-- start of Raw records --

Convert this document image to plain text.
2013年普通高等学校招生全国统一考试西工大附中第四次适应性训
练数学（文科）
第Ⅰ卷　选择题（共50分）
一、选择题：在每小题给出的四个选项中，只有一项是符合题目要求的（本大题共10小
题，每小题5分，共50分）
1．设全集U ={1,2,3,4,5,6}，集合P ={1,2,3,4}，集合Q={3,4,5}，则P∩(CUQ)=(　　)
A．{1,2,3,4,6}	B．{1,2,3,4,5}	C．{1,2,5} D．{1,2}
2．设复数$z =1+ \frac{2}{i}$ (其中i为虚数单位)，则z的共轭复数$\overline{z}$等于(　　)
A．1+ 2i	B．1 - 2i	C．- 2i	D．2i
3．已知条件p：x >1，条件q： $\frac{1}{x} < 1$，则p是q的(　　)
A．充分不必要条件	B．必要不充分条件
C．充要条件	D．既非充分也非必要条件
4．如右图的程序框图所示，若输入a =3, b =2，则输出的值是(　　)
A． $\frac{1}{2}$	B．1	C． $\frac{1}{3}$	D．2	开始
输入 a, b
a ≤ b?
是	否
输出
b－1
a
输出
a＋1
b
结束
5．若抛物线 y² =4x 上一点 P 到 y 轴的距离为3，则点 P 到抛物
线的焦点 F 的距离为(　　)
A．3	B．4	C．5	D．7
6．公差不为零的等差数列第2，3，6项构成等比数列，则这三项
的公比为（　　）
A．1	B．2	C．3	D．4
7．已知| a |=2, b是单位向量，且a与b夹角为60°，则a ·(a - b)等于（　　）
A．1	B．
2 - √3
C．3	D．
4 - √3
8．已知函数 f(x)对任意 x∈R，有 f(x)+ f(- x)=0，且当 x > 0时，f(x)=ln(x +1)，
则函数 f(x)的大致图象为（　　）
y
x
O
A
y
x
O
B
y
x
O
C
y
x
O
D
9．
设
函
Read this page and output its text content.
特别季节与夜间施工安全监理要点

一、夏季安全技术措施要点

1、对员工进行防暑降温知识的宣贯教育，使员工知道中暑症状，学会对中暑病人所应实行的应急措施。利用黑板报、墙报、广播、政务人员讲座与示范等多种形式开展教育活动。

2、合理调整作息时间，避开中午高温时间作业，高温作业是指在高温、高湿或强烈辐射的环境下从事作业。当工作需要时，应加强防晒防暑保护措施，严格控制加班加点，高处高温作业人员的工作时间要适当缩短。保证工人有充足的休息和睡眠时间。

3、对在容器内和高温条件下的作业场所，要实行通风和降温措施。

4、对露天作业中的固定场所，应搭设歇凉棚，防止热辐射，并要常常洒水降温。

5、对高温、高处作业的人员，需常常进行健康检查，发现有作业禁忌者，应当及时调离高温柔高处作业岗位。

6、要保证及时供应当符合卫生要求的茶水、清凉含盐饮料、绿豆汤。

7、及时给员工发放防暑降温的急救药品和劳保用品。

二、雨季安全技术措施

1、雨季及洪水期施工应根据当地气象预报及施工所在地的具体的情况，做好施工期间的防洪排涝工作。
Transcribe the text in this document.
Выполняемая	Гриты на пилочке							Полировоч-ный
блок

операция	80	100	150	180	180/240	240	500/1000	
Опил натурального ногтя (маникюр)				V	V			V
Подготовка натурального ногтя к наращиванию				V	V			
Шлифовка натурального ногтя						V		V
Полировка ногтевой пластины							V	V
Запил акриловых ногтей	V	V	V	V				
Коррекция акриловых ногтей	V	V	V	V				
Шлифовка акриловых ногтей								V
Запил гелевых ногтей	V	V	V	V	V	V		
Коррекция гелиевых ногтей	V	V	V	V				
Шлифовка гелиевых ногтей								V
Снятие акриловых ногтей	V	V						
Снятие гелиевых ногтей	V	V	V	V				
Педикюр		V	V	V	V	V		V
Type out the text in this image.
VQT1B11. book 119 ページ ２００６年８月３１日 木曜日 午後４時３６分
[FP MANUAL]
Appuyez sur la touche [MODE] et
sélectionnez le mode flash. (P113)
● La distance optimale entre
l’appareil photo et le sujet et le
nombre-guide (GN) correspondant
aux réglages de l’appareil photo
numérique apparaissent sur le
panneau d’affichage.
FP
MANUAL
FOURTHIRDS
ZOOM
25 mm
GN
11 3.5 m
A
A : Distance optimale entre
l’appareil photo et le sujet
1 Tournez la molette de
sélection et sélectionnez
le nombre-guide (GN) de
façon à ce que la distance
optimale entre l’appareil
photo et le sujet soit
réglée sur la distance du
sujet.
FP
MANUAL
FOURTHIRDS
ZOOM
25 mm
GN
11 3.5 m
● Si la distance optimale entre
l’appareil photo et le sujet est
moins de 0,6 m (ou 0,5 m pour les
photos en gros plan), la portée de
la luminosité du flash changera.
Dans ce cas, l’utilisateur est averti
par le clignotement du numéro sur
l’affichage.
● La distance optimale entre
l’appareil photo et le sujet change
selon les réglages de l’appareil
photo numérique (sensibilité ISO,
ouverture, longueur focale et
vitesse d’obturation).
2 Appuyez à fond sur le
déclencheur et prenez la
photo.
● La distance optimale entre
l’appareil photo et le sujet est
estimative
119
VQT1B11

-- end of Raw records --

Given request: Write the data out again in full and exactly.

Final result:
Convert this document image to plain text.
2013年普通高等学校招生全国统一考试西工大附中第四次适应性训
练数学（文科）
第Ⅰ卷　选择题（共50分）
一、选择题：在每小题给出的四个选项中，只有一项是符合题目要求的（本大题共10小
题，每小题5分，共50分）
1．设全集U ={1,2,3,4,5,6}，集合P ={1,2,3,4}，集合Q={3,4,5}，则P∩(CUQ)=(　　)
A．{1,2,3,4,6}	B．{1,2,3,4,5}	C．{1,2,5} D．{1,2}
2．设复数$z =1+ \frac{2}{i}$ (其中i为虚数单位)，则z的共轭复数$\overline{z}$等于(　　)
A．1+ 2i	B．1 - 2i	C．- 2i	D．2i
3．已知条件p：x >1，条件q： $\frac{1}{x} < 1$，则p是q的(　　)
A．充分不必要条件	B．必要不充分条件
C．充要条件	D．既非充分也非必要条件
4．如右图的程序框图所示，若输入a =3, b =2，则输出的值是(　　)
A． $\frac{1}{2}$	B．1	C． $\frac{1}{3}$	D．2	开始
输入 a, b
a ≤ b?
是	否
输出
b－1
a
输出
a＋1
b
结束
5．若抛物线 y² =4x 上一点 P 到 y 轴的距离为3，则点 P 到抛物
线的焦点 F 的距离为(　　)
A．3	B．4	C．5	D．7
6．公差不为零的等差数列第2，3，6项构成等比数列，则这三项
的公比为（　　）
A．1	B．2	C．3	D．4
7．已知| a |=2, b是单位向量，且a与b夹角为60°，则a ·(a - b)等于（　　）
A．1	B．
2 - √3
C．3	D．
4 - √3
8．已知函数 f(x)对任意 x∈R，有 f(x)+ f(- x)=0，且当 x > 0时，f(x)=ln(x +1)，
则函数 f(x)的大致图象为（　　）
y
x
O
A
y
x
O
B
y
x
O
C
y
x
O
D
9．
设
函
Read this page and output its text content.
特别季节与夜间施工安全监理要点

一、夏季安全技术措施要点

1、对员工进行防暑降温知识的宣贯教育，使员工知道中暑症状，学会对中暑病人所应实行的应急措施。利用黑板报、墙报、广播、政务人员讲座与示范等多种形式开展教育活动。

2、合理调整作息时间，避开中午高温时间作业，高温作业是指在高温、高湿或强烈辐射的环境下从事作业。当工作需要时，应加强防晒防暑保护措施，严格控制加班加点，高处高温作业人员的工作时间要适当缩短。保证工人有充足的休息和睡眠时间。

3、对在容器内和高温条件下的作业场所，要实行通风和降温措施。

4、对露天作业中的固定场所，应搭设歇凉棚，防止热辐射，并要常常洒水降温。

5、对高温、高处作业的人员，需常常进行健康检查，发现有作业禁忌者，应当及时调离高温柔高处作业岗位。

6、要保证及时供应当符合卫生要求的茶水、清凉含盐饮料、绿豆汤。

7、及时给员工发放防暑降温的急救药品和劳保用品。

二、雨季安全技术措施

1、雨季及洪水期施工应根据当地气象预报及施工所在地的具体的情况，做好施工期间的防洪排涝工作。
Transcribe the text in this document.
Выполняемая	Гриты на пилочке							Полировоч-ный
блок

операция	80	100	150	180	180/240	240	500/1000	
Опил натурального ногтя (маникюр)				V	V			V
Подготовка натурального ногтя к наращиванию				V	V			
Шлифовка натурального ногтя						V		V
Полировка ногтевой пластины							V	V
Запил акриловых ногтей	V	V	V	V				
Коррекция акриловых ногтей	V	V	V	V				
Шлифовка акриловых ногтей								V
Запил гелевых ногтей	V	V	V	V	V	V		
Коррекция гелиевых ногтей	V	V	V	V				
Шлифовка гелиевых ногтей								V
Снятие акриловых ногтей	V	V						
Снятие гелиевых ногтей	V	V	V	V				
Педикюр		V	V	V	V	V		V
Type out the text in this image.
VQT1B11. book 119 ページ ２００６年８月３１日 木曜日 午後４時３６分
[FP MANUAL]
Appuyez sur la touche [MODE] et
sélectionnez le mode flash. (P113)
● La distance optimale entre
l’appareil photo et le sujet et le
nombre-guide (GN) correspondant
aux réglages de l’appareil photo
numérique apparaissent sur le
panneau d’affichage.
FP
MANUAL
FOURTHIRDS
ZOOM
25 mm
GN
11 3.5 m
A
A : Distance optimale entre
l’appareil photo et le sujet
1 Tournez la molette de
sélection et sélectionnez
le nombre-guide (GN) de
façon à ce que la distance
optimale entre l’appareil
photo et le sujet soit
réglée sur la distance du
sujet.
FP
MANUAL
FOURTHIRDS
ZOOM
25 mm
GN
11 3.5 m
● Si la distance optimale entre
l’appareil photo et le sujet est
moins de 0,6 m (ou 0,5 m pour les
photos en gros plan), la portée de
la luminosité du flash changera.
Dans ce cas, l’utilisateur est averti
par le clignotement du numéro sur
l’affichage.
● La distance optimale entre
l’appareil photo et le sujet change
selon les réglages de l’appareil
photo numérique (sensibilité ISO,
ouverture, longueur focale et
vitesse d’obturation).
2 Appuyez à fond sur le
déclencheur et prenez la
photo.
● La distance optimale entre
l’appareil photo et le sujet est
estimative
119
VQT1B11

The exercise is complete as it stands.